>> Begin

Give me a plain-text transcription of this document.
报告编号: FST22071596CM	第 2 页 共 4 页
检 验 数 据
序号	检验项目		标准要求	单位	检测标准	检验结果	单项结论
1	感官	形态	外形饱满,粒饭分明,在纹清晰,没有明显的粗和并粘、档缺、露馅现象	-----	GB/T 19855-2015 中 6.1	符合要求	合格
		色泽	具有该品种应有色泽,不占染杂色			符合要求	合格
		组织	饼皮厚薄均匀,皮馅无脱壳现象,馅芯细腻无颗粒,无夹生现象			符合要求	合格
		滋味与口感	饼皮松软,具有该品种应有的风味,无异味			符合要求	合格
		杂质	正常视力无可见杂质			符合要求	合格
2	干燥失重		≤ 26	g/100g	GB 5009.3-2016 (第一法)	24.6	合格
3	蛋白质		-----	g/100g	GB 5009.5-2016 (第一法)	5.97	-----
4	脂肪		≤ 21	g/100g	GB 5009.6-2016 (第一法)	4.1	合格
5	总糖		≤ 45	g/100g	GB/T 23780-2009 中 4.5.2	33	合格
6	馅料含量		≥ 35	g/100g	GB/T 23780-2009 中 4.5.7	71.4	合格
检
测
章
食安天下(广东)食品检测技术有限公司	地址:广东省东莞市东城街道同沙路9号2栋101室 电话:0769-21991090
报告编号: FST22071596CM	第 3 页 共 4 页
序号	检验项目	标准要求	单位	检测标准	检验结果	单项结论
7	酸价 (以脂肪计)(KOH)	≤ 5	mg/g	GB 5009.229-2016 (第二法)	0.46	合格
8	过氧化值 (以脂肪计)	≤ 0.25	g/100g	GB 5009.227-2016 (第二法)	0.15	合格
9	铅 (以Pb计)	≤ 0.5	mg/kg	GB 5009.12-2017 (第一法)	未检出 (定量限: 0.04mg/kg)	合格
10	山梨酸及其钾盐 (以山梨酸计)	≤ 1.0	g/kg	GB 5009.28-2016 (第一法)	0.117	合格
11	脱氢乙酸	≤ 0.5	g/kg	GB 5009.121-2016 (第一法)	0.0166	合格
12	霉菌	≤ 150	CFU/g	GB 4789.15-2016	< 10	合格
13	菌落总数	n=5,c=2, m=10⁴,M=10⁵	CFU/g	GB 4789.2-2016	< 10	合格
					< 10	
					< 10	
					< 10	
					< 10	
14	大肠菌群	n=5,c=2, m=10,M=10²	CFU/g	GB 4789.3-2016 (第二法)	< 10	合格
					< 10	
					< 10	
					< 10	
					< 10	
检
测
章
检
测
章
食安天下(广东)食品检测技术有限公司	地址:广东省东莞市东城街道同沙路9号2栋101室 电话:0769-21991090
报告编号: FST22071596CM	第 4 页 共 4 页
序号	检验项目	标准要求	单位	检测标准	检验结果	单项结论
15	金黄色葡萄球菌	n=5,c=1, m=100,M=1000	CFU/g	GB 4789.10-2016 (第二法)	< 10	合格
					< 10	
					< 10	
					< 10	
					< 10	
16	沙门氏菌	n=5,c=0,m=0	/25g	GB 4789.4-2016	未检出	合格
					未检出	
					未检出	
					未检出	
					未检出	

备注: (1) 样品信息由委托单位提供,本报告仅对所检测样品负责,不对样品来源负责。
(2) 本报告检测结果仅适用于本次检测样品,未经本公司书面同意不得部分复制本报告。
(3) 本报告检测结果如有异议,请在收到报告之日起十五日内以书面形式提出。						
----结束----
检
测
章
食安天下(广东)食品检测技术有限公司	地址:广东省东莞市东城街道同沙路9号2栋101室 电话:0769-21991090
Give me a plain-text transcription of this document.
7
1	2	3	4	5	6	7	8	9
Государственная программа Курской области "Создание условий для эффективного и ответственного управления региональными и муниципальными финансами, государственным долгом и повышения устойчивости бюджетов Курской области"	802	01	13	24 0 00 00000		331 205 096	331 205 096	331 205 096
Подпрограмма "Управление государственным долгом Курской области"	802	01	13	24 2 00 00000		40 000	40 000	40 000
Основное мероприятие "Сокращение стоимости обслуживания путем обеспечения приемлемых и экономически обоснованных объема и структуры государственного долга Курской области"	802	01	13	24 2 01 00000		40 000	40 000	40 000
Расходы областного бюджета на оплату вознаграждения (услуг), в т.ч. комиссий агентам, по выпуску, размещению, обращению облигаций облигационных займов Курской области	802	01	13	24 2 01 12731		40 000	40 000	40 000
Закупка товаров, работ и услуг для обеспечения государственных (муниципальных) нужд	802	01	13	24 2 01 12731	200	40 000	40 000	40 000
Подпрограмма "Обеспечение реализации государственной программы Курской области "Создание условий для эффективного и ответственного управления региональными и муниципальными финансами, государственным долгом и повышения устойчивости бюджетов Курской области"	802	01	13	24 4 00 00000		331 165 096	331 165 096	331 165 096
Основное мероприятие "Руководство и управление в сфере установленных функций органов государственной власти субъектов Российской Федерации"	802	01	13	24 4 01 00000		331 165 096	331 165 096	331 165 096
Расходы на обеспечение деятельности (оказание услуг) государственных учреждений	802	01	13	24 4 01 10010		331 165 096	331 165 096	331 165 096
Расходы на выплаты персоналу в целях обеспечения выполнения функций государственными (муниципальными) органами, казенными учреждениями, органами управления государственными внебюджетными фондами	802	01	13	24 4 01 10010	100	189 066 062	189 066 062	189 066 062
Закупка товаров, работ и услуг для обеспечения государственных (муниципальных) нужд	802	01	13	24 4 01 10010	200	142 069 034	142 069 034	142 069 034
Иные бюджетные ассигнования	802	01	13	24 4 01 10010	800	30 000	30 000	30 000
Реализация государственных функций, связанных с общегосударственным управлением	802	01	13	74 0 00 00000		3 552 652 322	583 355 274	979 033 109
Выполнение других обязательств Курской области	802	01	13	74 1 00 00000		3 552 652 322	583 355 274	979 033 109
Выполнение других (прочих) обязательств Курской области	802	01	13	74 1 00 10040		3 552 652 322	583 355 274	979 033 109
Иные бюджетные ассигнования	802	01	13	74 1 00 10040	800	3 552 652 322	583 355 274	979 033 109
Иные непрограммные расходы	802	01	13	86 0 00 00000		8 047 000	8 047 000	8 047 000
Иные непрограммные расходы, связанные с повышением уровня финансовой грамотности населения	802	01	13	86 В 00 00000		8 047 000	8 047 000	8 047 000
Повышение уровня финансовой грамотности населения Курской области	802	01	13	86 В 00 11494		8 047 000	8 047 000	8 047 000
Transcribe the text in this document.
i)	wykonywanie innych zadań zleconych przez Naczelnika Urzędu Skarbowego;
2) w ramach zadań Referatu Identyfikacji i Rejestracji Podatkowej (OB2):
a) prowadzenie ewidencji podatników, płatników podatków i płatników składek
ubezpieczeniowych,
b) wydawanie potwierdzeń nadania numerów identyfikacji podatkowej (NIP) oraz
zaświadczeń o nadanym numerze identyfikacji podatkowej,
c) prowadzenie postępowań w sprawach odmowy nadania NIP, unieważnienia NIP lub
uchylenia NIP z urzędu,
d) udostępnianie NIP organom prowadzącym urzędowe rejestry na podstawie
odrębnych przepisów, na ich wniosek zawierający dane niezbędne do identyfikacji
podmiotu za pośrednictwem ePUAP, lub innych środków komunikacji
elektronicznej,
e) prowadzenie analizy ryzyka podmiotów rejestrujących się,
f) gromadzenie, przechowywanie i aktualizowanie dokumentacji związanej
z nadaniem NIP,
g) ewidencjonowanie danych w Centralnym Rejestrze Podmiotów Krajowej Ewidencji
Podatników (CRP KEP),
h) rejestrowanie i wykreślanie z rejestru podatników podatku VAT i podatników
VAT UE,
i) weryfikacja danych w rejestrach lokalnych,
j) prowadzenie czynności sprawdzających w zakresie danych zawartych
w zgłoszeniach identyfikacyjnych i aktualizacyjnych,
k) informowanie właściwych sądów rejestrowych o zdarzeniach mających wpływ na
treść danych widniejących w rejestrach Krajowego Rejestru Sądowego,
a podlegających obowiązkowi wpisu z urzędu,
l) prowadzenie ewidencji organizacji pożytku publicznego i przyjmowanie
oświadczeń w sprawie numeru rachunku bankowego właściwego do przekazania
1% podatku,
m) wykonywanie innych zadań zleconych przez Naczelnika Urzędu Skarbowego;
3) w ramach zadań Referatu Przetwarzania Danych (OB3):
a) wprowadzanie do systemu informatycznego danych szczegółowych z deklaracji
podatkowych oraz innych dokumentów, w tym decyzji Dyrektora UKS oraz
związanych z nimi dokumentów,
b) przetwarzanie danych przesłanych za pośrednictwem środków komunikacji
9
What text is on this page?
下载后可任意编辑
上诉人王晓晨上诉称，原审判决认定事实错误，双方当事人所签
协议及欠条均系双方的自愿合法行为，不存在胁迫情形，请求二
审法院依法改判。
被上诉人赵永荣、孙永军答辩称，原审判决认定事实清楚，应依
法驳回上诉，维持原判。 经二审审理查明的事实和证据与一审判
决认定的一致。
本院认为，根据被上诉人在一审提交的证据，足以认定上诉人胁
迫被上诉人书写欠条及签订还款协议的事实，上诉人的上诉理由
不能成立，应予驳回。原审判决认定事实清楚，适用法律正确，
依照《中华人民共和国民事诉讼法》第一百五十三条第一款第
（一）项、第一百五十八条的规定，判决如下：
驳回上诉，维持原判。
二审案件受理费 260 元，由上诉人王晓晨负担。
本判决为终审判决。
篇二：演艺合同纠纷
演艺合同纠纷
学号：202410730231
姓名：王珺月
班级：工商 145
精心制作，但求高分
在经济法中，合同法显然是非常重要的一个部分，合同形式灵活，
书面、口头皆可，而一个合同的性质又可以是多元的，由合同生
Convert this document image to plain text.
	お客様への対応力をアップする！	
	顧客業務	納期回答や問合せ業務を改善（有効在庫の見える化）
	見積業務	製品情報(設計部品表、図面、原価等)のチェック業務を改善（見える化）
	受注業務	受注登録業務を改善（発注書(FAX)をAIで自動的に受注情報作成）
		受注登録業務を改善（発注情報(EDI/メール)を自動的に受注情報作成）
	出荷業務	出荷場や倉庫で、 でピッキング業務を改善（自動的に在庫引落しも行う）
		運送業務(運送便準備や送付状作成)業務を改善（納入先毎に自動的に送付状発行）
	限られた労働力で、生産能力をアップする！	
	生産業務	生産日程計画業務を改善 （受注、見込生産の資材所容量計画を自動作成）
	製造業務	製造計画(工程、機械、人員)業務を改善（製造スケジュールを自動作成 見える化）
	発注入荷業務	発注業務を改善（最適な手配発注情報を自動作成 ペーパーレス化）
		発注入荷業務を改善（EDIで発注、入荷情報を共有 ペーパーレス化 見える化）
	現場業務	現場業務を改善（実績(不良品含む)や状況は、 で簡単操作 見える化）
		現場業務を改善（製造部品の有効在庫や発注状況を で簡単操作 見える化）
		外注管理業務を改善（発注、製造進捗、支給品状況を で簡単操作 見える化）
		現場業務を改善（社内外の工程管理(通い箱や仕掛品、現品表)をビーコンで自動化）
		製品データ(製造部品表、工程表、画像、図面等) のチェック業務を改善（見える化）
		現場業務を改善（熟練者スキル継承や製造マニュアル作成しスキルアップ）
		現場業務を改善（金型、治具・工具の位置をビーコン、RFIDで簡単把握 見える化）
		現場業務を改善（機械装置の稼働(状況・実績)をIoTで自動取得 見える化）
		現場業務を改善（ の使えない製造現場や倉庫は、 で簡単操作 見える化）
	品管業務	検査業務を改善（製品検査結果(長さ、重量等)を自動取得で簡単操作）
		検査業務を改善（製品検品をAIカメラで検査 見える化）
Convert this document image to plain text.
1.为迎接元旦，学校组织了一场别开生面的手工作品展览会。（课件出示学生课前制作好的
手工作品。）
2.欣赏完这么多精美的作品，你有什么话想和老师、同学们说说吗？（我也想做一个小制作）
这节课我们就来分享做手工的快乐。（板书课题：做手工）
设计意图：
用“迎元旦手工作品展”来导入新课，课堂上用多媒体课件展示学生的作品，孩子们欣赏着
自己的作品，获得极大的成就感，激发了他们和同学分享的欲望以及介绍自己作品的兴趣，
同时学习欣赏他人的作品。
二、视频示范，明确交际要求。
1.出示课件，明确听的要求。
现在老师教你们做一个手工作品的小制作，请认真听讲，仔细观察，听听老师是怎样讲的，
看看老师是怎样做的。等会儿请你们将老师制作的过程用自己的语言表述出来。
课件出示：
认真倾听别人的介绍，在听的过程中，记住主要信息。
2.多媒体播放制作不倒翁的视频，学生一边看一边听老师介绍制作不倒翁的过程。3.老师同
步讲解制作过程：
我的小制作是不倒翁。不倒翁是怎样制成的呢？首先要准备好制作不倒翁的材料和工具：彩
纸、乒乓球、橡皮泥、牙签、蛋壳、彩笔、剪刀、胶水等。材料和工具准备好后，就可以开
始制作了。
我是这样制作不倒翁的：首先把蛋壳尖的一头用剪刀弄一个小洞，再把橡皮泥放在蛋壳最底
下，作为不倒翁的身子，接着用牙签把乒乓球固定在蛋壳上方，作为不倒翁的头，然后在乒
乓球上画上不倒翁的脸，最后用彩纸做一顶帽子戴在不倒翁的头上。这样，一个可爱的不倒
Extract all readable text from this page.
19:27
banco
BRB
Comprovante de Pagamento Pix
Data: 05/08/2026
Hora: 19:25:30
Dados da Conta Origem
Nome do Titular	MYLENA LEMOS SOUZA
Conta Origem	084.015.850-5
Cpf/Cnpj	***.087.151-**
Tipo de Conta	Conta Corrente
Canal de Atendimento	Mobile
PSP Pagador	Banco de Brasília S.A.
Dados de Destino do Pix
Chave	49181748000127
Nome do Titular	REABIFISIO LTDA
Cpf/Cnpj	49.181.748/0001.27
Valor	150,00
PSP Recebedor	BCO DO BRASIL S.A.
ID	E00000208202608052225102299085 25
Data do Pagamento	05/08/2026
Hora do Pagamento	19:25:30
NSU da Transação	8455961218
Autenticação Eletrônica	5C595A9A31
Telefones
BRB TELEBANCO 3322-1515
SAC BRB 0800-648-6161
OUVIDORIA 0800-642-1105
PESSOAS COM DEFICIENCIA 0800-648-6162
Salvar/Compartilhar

>> End

Identify the lines of the data that contain the word "области". Copy each of them.

Государственная программа Курской области "Создание условий для эффективного и ответственного управления региональными и муниципальными финансами, государственным долгом и повышения устойчивости бюджетов Курской области"	802	01	13	24 0 00 00000		331 205 096	331 205 096	331 205 096
Подпрограмма "Управление государственным долгом Курской области"	802	01	13	24 2 00 00000		40 000	40 000	40 000
Основное мероприятие "Сокращение стоимости обслуживания путем обеспечения приемлемых и экономически обоснованных объема и структуры государственного долга Курской области"	802	01	13	24 2 01 00000		40 000	40 000	40 000
Расходы областного бюджета на оплату вознаграждения (услуг), в т.ч. комиссий агентам, по выпуску, размещению, обращению облигаций облигационных займов Курской области	802	01	13	24 2 01 12731		40 000	40 000	40 000
Подпрограмма "Обеспечение реализации государственной программы Курской области "Создание условий для эффективного и ответственного управления региональными и муниципальными финансами, государственным долгом и повышения устойчивости бюджетов Курской области"	802	01	13	24 4 00 00000		331 165 096	331 165 096	331 165 096
Выполнение других обязательств Курской области	802	01	13	74 1 00 00000		3 552 652 322	583 355 274	979 033 109
Выполнение других (прочих) обязательств Курской области	802	01	13	74 1 00 10040		3 552 652 322	583 355 274	979 033 109
Повышение уровня финансовой грамотности населения Курской области	802	01	13	86 В 00 11494		8 047 000	8 047 000	8 047 000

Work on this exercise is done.